Exercise instructions – Express the lines from the start of the records through the line holding "949, 673, 964]", inclusive, as a JSON list of strings with one string per line and blank lines omitted.

Records from a data source:
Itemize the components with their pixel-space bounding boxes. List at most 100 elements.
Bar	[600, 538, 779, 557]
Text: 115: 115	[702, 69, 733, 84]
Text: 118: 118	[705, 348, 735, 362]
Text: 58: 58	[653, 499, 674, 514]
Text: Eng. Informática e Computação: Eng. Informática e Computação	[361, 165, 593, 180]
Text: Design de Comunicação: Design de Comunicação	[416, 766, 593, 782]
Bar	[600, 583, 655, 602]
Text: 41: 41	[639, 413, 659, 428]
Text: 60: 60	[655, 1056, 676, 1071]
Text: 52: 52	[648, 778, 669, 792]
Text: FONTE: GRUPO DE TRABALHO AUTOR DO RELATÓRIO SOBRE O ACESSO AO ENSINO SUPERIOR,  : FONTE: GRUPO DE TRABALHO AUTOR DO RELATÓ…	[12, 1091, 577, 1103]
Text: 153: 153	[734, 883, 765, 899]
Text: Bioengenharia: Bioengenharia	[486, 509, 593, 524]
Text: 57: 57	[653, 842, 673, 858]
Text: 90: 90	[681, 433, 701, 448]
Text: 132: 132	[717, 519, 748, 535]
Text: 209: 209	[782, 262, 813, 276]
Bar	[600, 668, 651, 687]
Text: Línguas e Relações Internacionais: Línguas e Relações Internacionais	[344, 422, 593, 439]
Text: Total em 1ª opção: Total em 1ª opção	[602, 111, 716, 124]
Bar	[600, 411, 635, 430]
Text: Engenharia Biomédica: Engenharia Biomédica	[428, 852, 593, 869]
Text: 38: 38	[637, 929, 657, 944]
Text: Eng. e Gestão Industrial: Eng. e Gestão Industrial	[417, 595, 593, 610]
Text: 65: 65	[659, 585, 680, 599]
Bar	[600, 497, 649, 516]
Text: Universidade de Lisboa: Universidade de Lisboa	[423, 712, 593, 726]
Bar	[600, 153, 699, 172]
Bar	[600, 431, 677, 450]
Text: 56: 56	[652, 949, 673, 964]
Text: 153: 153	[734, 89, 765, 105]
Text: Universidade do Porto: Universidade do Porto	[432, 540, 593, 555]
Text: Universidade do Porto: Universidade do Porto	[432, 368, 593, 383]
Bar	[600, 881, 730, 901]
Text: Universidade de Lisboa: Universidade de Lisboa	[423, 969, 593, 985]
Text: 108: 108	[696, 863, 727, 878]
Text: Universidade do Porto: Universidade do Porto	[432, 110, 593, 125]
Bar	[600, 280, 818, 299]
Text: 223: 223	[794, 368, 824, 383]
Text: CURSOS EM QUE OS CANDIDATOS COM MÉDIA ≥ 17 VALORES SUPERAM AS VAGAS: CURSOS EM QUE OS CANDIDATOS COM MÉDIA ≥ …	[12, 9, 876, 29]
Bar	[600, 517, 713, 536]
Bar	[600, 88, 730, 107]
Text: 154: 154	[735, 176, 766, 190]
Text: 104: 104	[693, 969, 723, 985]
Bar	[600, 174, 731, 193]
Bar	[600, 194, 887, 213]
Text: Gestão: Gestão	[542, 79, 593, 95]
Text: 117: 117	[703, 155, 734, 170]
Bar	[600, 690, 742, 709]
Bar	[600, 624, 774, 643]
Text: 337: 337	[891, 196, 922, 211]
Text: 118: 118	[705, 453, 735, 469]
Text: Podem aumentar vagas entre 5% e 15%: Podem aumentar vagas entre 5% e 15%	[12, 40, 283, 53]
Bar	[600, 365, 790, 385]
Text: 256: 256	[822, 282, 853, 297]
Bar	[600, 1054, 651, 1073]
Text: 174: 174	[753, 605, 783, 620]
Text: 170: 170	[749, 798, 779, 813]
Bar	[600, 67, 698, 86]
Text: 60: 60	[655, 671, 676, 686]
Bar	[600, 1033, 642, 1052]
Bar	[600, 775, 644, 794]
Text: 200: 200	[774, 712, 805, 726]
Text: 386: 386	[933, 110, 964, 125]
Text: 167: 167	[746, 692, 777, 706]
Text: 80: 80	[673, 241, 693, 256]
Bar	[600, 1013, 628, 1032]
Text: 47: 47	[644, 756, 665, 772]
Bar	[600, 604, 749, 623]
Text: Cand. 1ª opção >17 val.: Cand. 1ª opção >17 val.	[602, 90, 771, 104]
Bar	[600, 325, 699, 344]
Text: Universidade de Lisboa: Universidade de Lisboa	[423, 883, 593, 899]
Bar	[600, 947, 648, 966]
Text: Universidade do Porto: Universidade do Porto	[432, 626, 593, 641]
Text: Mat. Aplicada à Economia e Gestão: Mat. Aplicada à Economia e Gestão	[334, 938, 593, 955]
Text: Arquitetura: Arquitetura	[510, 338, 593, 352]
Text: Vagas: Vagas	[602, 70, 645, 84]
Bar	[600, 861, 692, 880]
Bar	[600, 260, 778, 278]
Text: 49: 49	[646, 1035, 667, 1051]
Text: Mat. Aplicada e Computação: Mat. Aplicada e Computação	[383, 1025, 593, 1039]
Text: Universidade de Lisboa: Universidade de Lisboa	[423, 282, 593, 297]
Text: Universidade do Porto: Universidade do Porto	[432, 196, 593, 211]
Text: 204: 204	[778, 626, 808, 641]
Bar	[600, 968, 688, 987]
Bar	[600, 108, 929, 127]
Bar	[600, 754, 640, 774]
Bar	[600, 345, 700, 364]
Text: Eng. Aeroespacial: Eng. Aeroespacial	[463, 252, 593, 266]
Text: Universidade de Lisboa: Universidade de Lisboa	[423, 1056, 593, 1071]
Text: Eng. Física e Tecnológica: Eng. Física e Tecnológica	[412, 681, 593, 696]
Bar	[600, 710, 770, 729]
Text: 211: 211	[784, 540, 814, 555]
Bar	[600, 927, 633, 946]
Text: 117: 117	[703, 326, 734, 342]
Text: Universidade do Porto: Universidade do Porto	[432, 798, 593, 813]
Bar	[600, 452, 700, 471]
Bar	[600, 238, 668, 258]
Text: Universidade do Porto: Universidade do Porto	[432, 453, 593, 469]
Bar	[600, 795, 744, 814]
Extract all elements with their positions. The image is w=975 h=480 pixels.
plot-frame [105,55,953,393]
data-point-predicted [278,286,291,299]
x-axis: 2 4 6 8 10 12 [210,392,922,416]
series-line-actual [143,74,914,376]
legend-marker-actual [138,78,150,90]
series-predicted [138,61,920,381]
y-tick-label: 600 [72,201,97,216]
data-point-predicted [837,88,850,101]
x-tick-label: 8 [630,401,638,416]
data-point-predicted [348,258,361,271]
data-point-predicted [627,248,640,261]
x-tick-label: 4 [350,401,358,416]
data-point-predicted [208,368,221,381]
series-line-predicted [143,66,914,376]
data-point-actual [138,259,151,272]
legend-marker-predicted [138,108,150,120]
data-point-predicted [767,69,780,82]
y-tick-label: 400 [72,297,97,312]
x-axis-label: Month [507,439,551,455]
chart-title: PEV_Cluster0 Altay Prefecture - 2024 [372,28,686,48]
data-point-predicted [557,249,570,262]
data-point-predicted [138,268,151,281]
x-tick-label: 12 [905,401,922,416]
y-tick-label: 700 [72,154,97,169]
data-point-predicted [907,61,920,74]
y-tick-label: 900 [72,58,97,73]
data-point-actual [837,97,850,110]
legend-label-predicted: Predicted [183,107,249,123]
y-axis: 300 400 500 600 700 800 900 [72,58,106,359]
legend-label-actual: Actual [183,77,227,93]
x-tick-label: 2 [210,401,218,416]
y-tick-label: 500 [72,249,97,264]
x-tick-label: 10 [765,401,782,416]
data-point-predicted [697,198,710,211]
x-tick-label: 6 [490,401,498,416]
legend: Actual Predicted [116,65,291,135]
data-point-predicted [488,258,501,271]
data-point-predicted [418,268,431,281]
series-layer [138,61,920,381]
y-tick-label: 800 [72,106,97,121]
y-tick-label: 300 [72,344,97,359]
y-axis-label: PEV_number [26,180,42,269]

Answer in full –
[
  "Itemize the components with their pixel-space bounding boxes. List at most 100 elements.",
  "Bar\t[600, 538, 779, 557]",
  "Text: 115: 115\t[702, 69, 733, 84]",
  "Text: 118: 118\t[705, 348, 735, 362]",
  "Text: 58: 58\t[653, 499, 674, 514]",
  "Text: Eng. Informática e Computação: Eng. Informática e Computação\t[361, 165, 593, 180]",
  "Text: Design de Comunicação: Design de Comunicação\t[416, 766, 593, 782]",
  "Bar\t[600, 583, 655, 602]",
  "Text: 41: 41\t[639, 413, 659, 428]",
  "Text: 60: 60\t[655, 1056, 676, 1071]",
  "Text: 52: 52\t[648, 778, 669, 792]",
  "Text: FONTE: GRUPO DE TRABALHO AUTOR DO RELATÓRIO SOBRE O ACESSO AO ENSINO SUPERIOR,  : FONTE: GRUPO DE TRABALHO AUTOR DO RELATÓ…\t[12, 1091, 577, 1103]",
  "Text: 153: 153\t[734, 883, 765, 899]",
  "Text: Bioengenharia: Bioengenharia\t[486, 509, 593, 524]",
  "Text: 57: 57\t[653, 842, 673, 858]",
  "Text: 90: 90\t[681, 433, 701, 448]",
  "Text: 132: 132\t[717, 519, 748, 535]",
  "Text: 209: 209\t[782, 262, 813, 276]",
  "Bar\t[600, 668, 651, 687]",
  "Text: Línguas e Relações Internacionais: Línguas e Relações Internacionais\t[344, 422, 593, 439]",
  "Text: Total em 1ª opção: Total em 1ª opção\t[602, 111, 716, 124]",
  "Bar\t[600, 411, 635, 430]",
  "Text: Engenharia Biomédica: Engenharia Biomédica\t[428, 852, 593, 869]",
  "Text: 38: 38\t[637, 929, 657, 944]",
  "Text: Eng. e Gestão Industrial: Eng. e Gestão Industrial\t[417, 595, 593, 610]",
  "Text: 65: 65\t[659, 585, 680, 599]",
  "Bar\t[600, 497, 649, 516]",
  "Text: Universidade de Lisboa: Universidade de Lisboa\t[423, 712, 593, 726]",
  "Bar\t[600, 153, 699, 172]",
  "Bar\t[600, 431, 677, 450]",
  "Text: 56: 56\t[652, 949, 673, 964]"
]